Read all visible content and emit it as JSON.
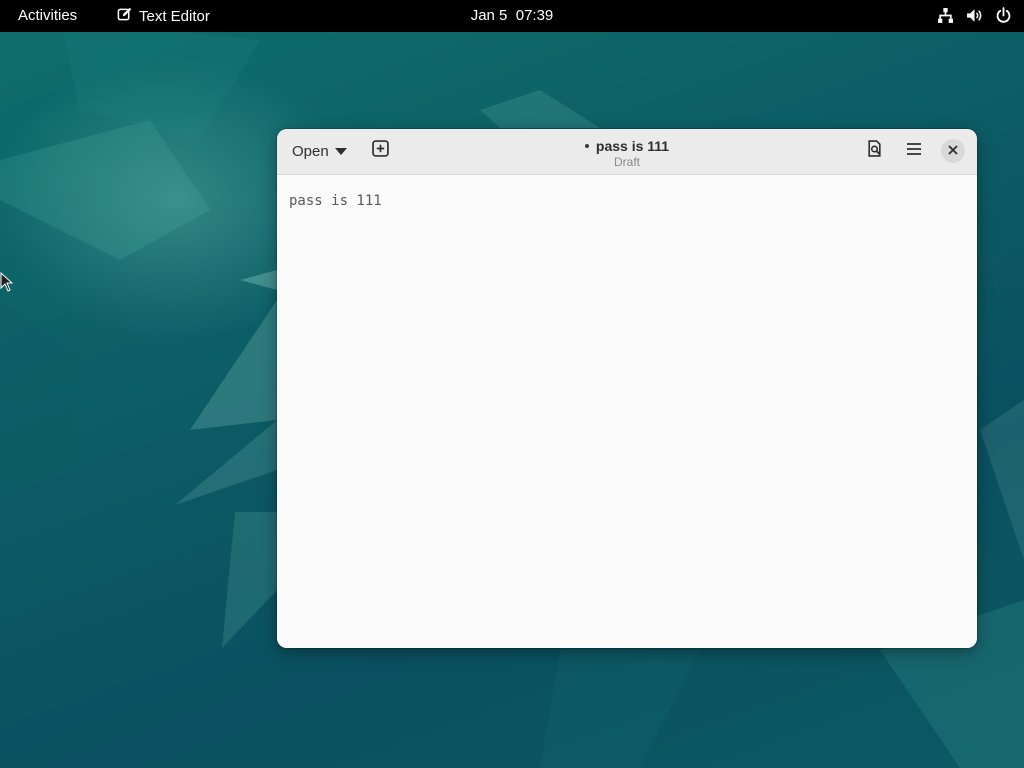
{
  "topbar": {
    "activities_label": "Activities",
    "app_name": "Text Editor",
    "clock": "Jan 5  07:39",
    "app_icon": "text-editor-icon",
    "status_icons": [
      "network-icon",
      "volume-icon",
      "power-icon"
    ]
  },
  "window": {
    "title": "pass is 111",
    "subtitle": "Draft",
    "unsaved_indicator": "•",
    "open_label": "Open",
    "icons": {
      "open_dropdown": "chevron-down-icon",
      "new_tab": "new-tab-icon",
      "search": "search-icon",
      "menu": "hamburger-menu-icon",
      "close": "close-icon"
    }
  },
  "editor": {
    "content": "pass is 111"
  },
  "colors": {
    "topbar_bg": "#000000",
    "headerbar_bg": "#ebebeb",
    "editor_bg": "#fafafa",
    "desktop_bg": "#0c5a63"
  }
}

# # # # #

JOB: Pictures are to be left out; repeat all the remaining data exactly.

ANSWER IN FULL:
Read all visible content and emit it as JSON.
{
  "topbar": {
    "activities_label": "Activities",
    "app_name": "Text Editor",
    "clock": "Jan 5  07:39",
    "app_icon": "text-editor-icon",
    "status_icons": [
      "network-icon",
      "volume-icon",
      "power-icon"
    ]
  },
  "window": {
    "title": "pass is 111",
    "subtitle": "Draft",
    "unsaved_indicator": "•",
    "open_label": "Open",
    "icons": {
      "open_dropdown": "chevron-down-icon",
      "new_tab": "new-tab-icon",
      "search": "search-icon",
      "menu": "hamburger-menu-icon",
      "close": "close-icon"
    }
  },
  "editor": {
    "content": "pass is 111"
  },
  "colors": {
    "topbar_bg": "#000000",
    "headerbar_bg": "#ebebeb",
    "editor_bg": "#fafafa",
    "desktop_bg": "#0c5a63"
  }
}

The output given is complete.